Task goal: Write out the listing below in full and exactly, leaving out every picture.

Data to use:
__________
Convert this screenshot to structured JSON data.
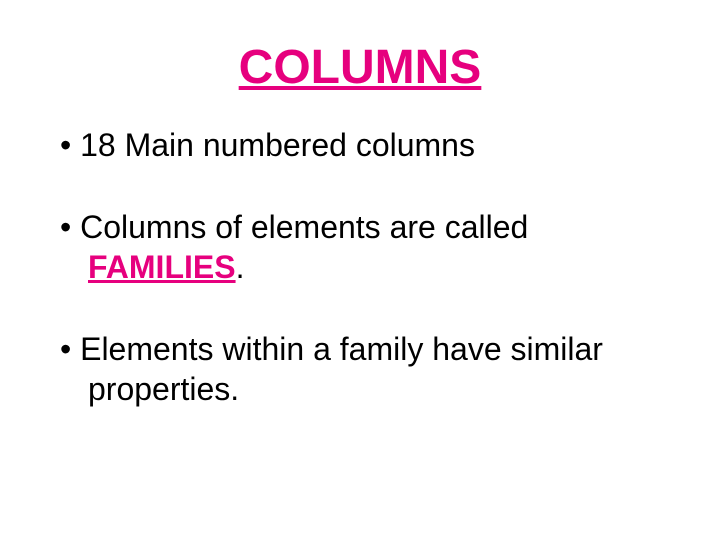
{
  "colors": {
    "accent": "#e6007e",
    "text": "#000000",
    "background": "#ffffff"
  },
  "typography": {
    "font_family": "Comic Sans MS",
    "title_fontsize": 48,
    "body_fontsize": 32
  },
  "title": "COLUMNS",
  "bullets": [
    {
      "before": "18 Main numbered columns",
      "keyword": "",
      "after": ""
    },
    {
      "before": "Columns of elements are called ",
      "keyword": "FAMILIES",
      "after": "."
    },
    {
      "before": "Elements within a family have similar properties.",
      "keyword": "",
      "after": ""
    }
  ]
}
__________
Result of this task:
Convert this screenshot to structured JSON data.
{
  "colors": {
    "accent": "#e6007e",
    "text": "#000000",
    "background": "#ffffff"
  },
  "typography": {
    "font_family": "Comic Sans MS",
    "title_fontsize": 48,
    "body_fontsize": 32
  },
  "title": "COLUMNS",
  "bullets": [
    {
      "before": "18 Main numbered columns",
      "keyword": "",
      "after": ""
    },
    {
      "before": "Columns of elements are called ",
      "keyword": "FAMILIES",
      "after": "."
    },
    {
      "before": "Elements within a family have similar properties.",
      "keyword": "",
      "after": ""
    }
  ]
}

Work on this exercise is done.